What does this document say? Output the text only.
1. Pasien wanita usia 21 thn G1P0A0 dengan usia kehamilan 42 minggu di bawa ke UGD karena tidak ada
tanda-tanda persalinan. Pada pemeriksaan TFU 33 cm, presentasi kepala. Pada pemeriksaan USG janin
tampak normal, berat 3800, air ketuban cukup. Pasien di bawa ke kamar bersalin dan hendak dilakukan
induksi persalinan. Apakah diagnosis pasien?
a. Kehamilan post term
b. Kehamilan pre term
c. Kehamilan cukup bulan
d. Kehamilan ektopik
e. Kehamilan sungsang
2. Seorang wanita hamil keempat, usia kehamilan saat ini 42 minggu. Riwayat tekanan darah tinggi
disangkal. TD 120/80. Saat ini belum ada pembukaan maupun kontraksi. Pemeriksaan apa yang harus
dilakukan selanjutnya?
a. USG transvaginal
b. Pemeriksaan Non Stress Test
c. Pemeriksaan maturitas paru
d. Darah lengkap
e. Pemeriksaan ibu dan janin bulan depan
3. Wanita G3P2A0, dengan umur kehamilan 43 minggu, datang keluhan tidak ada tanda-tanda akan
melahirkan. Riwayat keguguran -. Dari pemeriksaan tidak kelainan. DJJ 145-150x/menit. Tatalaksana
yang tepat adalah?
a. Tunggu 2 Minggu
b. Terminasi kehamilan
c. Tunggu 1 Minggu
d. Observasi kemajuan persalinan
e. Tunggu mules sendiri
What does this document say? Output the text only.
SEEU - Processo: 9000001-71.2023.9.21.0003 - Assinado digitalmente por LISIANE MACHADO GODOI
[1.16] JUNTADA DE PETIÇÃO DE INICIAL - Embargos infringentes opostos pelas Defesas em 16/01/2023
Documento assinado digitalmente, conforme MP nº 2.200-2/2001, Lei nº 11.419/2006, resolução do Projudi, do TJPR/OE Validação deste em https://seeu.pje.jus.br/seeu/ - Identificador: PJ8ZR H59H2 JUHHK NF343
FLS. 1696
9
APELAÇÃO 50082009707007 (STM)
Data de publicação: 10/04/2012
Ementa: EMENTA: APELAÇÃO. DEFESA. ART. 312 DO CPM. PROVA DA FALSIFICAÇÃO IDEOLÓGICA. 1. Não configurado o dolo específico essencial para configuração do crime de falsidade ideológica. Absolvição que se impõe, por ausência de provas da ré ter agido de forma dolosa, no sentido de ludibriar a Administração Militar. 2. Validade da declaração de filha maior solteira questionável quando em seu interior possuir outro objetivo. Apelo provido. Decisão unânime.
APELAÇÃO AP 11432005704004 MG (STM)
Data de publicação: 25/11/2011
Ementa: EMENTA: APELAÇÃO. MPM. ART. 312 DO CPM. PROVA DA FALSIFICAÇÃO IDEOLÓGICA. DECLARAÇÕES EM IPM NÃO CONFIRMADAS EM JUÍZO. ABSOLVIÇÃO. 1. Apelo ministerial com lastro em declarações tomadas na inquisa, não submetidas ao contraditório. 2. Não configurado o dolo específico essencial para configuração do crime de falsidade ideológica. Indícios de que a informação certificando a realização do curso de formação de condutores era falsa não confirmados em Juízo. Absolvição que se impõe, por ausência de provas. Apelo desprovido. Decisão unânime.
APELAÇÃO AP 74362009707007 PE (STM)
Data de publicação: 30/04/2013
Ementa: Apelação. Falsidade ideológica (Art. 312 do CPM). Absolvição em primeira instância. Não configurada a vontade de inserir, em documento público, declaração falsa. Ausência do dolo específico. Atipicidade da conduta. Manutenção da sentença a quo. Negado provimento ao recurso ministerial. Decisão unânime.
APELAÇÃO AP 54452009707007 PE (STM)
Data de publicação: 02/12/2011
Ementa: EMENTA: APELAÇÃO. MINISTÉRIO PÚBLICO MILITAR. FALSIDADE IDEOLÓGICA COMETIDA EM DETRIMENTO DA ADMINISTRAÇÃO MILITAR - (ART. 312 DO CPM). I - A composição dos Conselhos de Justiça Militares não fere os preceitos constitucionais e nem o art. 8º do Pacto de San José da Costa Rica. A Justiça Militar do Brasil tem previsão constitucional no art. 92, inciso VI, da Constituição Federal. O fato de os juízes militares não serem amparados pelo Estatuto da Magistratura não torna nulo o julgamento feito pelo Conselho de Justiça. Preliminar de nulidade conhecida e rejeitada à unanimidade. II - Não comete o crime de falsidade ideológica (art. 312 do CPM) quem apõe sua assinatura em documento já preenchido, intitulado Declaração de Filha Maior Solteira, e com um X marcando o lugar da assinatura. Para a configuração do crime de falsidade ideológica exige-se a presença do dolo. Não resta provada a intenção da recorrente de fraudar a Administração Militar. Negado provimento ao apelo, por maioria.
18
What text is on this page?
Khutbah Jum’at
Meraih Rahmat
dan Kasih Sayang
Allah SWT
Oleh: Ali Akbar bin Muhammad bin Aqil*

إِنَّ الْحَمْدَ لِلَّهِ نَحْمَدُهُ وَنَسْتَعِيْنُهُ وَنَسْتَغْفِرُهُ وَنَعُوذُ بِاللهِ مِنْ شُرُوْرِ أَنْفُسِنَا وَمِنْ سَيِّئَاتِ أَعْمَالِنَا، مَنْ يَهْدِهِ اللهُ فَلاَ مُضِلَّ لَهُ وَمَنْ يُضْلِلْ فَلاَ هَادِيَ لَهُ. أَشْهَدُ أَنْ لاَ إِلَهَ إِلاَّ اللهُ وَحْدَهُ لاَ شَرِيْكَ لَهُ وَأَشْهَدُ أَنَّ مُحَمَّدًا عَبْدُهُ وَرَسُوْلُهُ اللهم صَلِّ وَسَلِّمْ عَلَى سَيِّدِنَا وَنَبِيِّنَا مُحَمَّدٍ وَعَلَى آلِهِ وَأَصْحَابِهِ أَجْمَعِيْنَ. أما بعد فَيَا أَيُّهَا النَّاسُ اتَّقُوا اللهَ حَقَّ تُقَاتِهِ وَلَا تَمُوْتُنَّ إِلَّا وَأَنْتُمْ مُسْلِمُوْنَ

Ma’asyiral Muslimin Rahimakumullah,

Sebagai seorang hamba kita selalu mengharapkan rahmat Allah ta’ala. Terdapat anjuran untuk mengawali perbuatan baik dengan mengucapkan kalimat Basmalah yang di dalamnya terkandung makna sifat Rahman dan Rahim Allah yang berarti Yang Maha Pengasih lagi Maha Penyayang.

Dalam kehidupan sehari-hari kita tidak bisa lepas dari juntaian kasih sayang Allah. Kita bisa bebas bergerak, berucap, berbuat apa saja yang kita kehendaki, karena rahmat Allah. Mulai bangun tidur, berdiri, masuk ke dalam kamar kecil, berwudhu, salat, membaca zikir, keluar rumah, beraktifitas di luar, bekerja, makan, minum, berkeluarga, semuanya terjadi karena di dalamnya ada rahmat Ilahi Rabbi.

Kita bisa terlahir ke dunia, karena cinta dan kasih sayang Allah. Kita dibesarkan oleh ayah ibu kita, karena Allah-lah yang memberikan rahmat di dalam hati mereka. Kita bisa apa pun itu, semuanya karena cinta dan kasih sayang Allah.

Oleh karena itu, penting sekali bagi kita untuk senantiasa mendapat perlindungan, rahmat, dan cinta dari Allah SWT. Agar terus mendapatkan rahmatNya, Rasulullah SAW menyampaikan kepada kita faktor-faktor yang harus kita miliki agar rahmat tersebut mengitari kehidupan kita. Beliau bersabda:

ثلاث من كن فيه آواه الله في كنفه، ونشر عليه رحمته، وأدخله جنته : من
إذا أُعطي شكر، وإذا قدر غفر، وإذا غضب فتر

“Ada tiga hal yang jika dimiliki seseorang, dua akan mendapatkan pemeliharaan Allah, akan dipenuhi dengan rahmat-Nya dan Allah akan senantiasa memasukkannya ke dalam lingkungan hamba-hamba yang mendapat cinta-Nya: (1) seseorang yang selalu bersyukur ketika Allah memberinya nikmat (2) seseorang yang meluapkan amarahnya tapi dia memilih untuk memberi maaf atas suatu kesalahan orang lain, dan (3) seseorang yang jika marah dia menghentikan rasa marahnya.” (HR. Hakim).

==========

Exercise objective: Find and copy every line in the entries above where the string "tidak" occurs.

Solved exercise:
1. Pasien wanita usia 21 thn G1P0A0 dengan usia kehamilan 42 minggu di bawa ke UGD karena tidak ada
3. Wanita G3P2A0, dengan umur kehamilan 43 minggu, datang keluhan tidak ada tanda-tanda akan
melahirkan. Riwayat keguguran -. Dari pemeriksaan tidak kelainan. DJJ 145-150x/menit. Tatalaksana
Dalam kehidupan sehari-hari kita tidak bisa lepas dari juntaian kasih sayang Allah. Kita bisa bebas bergerak, berucap, berbuat apa saja yang kita kehendaki, karena rahmat Allah. Mulai bangun tidur, berdiri, masuk ke dalam kamar kecil, berwudhu, salat, membaca zikir, keluar rumah, beraktifitas di luar, bekerja, makan, minum, berkeluarga, semuanya terjadi karena di dalamnya ada rahmat Ilahi Rabbi.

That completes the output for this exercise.